- Direction -
Single out the lines that include the word "Company". Copy them.

Data items
"""
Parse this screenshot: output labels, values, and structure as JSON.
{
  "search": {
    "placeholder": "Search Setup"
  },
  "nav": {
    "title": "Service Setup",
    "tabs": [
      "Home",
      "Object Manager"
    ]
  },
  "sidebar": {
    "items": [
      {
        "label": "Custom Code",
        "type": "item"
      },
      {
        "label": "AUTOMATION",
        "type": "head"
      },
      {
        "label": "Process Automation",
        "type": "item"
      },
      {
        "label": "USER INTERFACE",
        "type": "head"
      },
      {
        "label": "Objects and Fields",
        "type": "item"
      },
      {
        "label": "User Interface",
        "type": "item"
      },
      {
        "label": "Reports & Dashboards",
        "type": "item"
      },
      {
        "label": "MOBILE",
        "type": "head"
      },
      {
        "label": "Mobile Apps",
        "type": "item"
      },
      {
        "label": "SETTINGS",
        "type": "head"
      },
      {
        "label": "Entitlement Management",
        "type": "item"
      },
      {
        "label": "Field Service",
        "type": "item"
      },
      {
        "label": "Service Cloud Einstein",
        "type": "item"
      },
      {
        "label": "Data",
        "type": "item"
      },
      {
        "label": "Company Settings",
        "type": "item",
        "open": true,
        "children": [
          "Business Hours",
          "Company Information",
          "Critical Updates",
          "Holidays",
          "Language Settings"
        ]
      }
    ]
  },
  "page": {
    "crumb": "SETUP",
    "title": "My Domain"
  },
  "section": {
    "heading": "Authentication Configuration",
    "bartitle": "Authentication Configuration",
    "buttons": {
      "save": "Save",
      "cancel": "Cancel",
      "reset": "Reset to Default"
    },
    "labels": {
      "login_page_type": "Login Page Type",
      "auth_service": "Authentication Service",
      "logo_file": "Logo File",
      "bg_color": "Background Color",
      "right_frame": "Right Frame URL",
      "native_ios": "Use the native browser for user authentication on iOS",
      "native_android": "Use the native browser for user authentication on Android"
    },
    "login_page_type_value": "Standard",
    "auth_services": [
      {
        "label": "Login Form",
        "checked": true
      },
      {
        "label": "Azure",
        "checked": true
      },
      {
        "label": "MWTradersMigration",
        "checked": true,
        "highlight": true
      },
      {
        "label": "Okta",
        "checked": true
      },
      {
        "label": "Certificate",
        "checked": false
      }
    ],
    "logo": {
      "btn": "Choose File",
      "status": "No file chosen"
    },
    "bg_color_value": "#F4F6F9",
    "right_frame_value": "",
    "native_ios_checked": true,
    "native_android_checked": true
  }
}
"""
- Reply -
        "label": "Company Settings",
          "Company Information",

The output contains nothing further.